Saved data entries
┄┄┄┄┄┄┄┄┄┄

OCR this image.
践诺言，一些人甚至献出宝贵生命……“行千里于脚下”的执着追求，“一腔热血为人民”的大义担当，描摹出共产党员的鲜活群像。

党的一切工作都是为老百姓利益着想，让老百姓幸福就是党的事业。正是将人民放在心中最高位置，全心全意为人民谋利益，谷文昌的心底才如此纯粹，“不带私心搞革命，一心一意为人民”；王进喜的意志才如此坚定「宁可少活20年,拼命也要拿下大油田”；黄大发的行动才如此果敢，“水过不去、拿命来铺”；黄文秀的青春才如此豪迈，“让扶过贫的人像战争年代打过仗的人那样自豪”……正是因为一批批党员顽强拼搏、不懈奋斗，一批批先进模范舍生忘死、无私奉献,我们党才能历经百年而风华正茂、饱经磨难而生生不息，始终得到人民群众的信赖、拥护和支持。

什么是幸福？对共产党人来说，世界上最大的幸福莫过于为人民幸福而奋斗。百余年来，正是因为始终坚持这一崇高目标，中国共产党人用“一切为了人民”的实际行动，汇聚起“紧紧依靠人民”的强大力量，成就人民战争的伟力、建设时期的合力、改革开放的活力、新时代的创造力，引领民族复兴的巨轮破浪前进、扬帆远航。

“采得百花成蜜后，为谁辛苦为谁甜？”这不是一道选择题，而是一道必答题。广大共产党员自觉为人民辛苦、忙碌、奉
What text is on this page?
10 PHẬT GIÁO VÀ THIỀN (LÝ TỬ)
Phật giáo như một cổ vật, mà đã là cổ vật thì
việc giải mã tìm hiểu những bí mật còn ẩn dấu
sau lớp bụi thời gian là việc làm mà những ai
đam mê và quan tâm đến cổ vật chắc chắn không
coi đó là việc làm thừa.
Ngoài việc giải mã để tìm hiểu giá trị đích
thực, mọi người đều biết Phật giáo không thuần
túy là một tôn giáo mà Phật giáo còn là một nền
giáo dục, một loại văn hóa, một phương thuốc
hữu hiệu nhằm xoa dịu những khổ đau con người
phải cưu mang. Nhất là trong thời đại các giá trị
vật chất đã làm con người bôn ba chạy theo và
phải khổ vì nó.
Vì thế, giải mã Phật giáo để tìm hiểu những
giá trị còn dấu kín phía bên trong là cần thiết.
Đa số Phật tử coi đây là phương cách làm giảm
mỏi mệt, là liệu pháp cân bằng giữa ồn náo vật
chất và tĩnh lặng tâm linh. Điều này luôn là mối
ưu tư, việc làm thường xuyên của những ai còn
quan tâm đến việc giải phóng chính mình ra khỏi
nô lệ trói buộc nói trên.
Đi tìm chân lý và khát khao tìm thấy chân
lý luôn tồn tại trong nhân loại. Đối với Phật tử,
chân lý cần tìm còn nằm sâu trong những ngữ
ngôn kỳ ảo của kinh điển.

┄┄┄┄┄┄┄┄┄┄

» **Task details**
Only a number is expected here: the count of lines in the listing that hold the string "người".

» **Response to the task**
3